» **What you will do**
Drop every picture and give the entries back exactly.

» **Supplied records**

(begin)

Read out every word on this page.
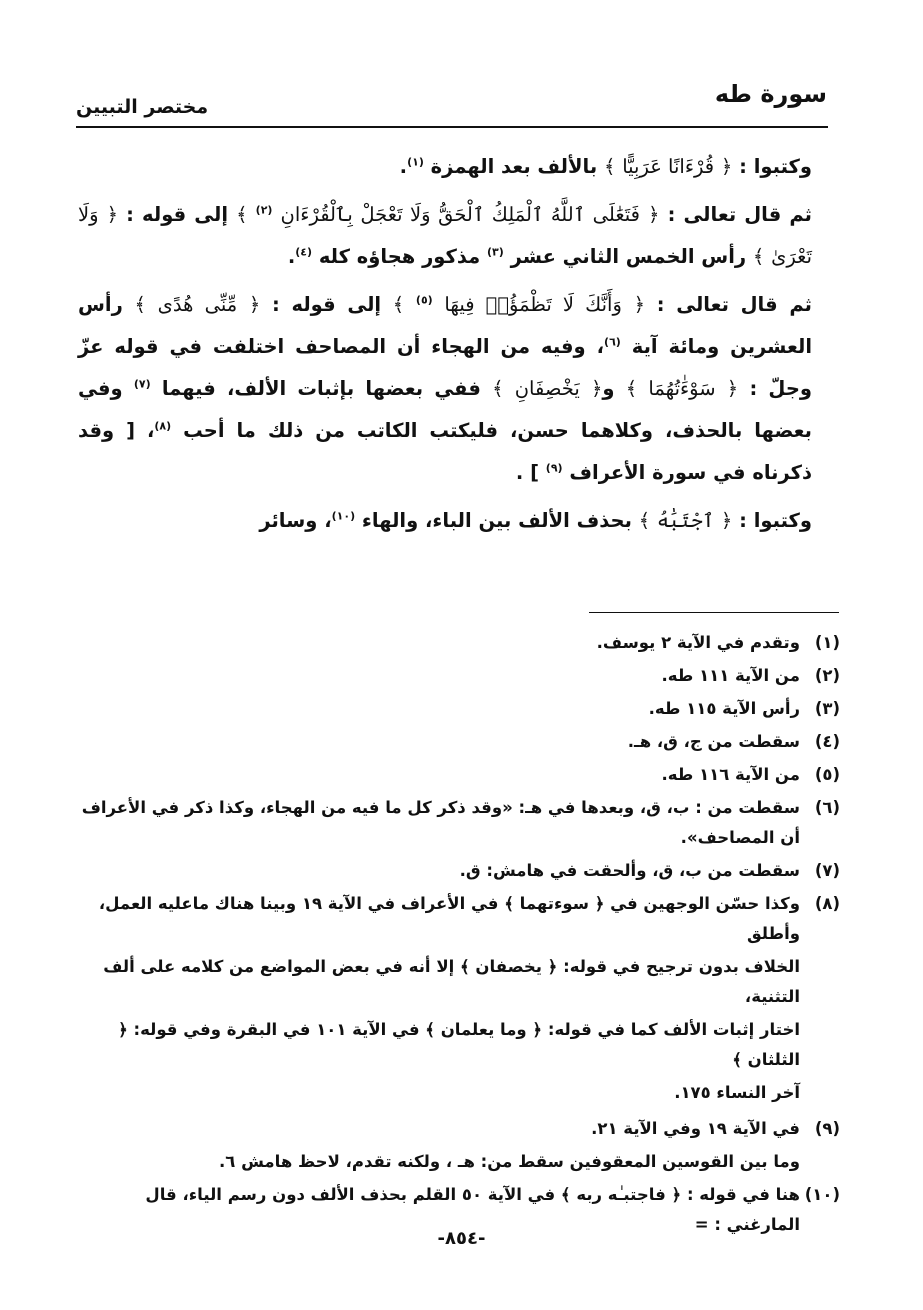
سورة طه
مختصر التبيين

وكتبوا : ﴿ قُرْءَانًا عَرَبِيًّا ﴾ بالألف بعد الهمزة $^{(١)}$.

ثم قال تعالى : ﴿ فَتَعَٰلَى ٱللَّهُ ٱلْمَلِكُ ٱلْحَقُّ وَلَا تَعْجَلْ بِٱلْقُرْءَانِ $^{(٢)}$ ﴾ إلى قوله : ﴿ وَلَا تَعْرَىٰ ﴾ رأس الخمس الثاني عشر $^{(٣)}$ مذكور هجاؤه كله $^{(٤)}$.

ثم قال تعالى : ﴿ وَأَنَّكَ لَا تَظْمَؤُا۟ فِيهَا $^{(٥)}$ ﴾ إلى قوله : ﴿ مِّنِّى هُدًى ﴾ رأس العشرين ومائة آية $^{(٦)}$، وفيه من الهجاء أن المصاحف اختلفت في قوله عزّ وجلّ : ﴿ سَوْءَٰتُهُمَا ﴾ و﴿ يَخْصِفَانِ ﴾ ففي بعضها بإثبات الألف، فيهما $^{(٧)}$ وفي بعضها بالحذف، وكلاهما حسن، فليكتب الكاتب من ذلك ما أحب $^{(٨)}$، [ وقد ذكرناه في سورة الأعراف $^{(٩)}$ ] .

وكتبوا : ﴿ ٱجْتَبَٰهُ ﴾ بحذف الألف بين الباء، والهاء $^{(١٠)}$، وسائر

(١)
وتقدم في الآية ٢ يوسف.
(٢)
من الآية ١١١ طه.
(٣)
رأس الآية ١١٥ طه.
(٤)
سقطت من ج، ق، هـ.
(٥)
من الآية ١١٦ طه.
(٦)
سقطت من : ب، ق، وبعدها في هـ: «وقد ذكر كل ما فيه من الهجاء، وكذا ذكر في الأعراف أن المصاحف».
(٧)
سقطت من ب، ق، وألحقت في هامش: ق.
(٨)
وكذا حسّن الوجهين في ﴿ سوءتهما ﴾ في الأعراف في الآية ١٩ وبينا هناك ماعليه العمل، وأطلق
الخلاف بدون ترجيح في قوله: ﴿ يخصفان ﴾ إلا أنه في بعض المواضع من كلامه على ألف التثنية،
اختار إثبات الألف كما في قوله: ﴿ وما يعلمان ﴾ في الآية ١٠١ في البقرة وفي قوله: ﴿ الثلثان ﴾
آخر النساء ١٧٥.
(٩)
في الآية ١٩ وفي الآية ٢١.
وما بين القوسين المعقوفين سقط من: هـ ، ولكنه تقدم، لاحظ هامش ٦.
(١٠)
هنا في قوله : ﴿ فاجتبـٰه ربه ﴾ في الآية ٥٠ القلم بحذف الألف دون رسم الياء، قال المارغني : =
-٨٥٤-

(end)

» **The completed task**
Read out every word on this page.
سورة طه
مختصر التبيين

وكتبوا : ﴿ قُرْءَانًا عَرَبِيًّا ﴾ بالألف بعد الهمزة $^{(١)}$.

ثم قال تعالى : ﴿ فَتَعَٰلَى ٱللَّهُ ٱلْمَلِكُ ٱلْحَقُّ وَلَا تَعْجَلْ بِٱلْقُرْءَانِ $^{(٢)}$ ﴾ إلى قوله : ﴿ وَلَا تَعْرَىٰ ﴾ رأس الخمس الثاني عشر $^{(٣)}$ مذكور هجاؤه كله $^{(٤)}$.

ثم قال تعالى : ﴿ وَأَنَّكَ لَا تَظْمَؤُا۟ فِيهَا $^{(٥)}$ ﴾ إلى قوله : ﴿ مِّنِّى هُدًى ﴾ رأس العشرين ومائة آية $^{(٦)}$، وفيه من الهجاء أن المصاحف اختلفت في قوله عزّ وجلّ : ﴿ سَوْءَٰتُهُمَا ﴾ و﴿ يَخْصِفَانِ ﴾ ففي بعضها بإثبات الألف، فيهما $^{(٧)}$ وفي بعضها بالحذف، وكلاهما حسن، فليكتب الكاتب من ذلك ما أحب $^{(٨)}$، [ وقد ذكرناه في سورة الأعراف $^{(٩)}$ ] .

وكتبوا : ﴿ ٱجْتَبَٰهُ ﴾ بحذف الألف بين الباء، والهاء $^{(١٠)}$، وسائر

(١)
وتقدم في الآية ٢ يوسف.
(٢)
من الآية ١١١ طه.
(٣)
رأس الآية ١١٥ طه.
(٤)
سقطت من ج، ق، هـ.
(٥)
من الآية ١١٦ طه.
(٦)
سقطت من : ب، ق، وبعدها في هـ: «وقد ذكر كل ما فيه من الهجاء، وكذا ذكر في الأعراف أن المصاحف».
(٧)
سقطت من ب، ق، وألحقت في هامش: ق.
(٨)
وكذا حسّن الوجهين في ﴿ سوءتهما ﴾ في الأعراف في الآية ١٩ وبينا هناك ماعليه العمل، وأطلق
الخلاف بدون ترجيح في قوله: ﴿ يخصفان ﴾ إلا أنه في بعض المواضع من كلامه على ألف التثنية،
اختار إثبات الألف كما في قوله: ﴿ وما يعلمان ﴾ في الآية ١٠١ في البقرة وفي قوله: ﴿ الثلثان ﴾
آخر النساء ١٧٥.
(٩)
في الآية ١٩ وفي الآية ٢١.
وما بين القوسين المعقوفين سقط من: هـ ، ولكنه تقدم، لاحظ هامش ٦.
(١٠)
هنا في قوله : ﴿ فاجتبـٰه ربه ﴾ في الآية ٥٠ القلم بحذف الألف دون رسم الياء، قال المارغني : =
-٨٥٤-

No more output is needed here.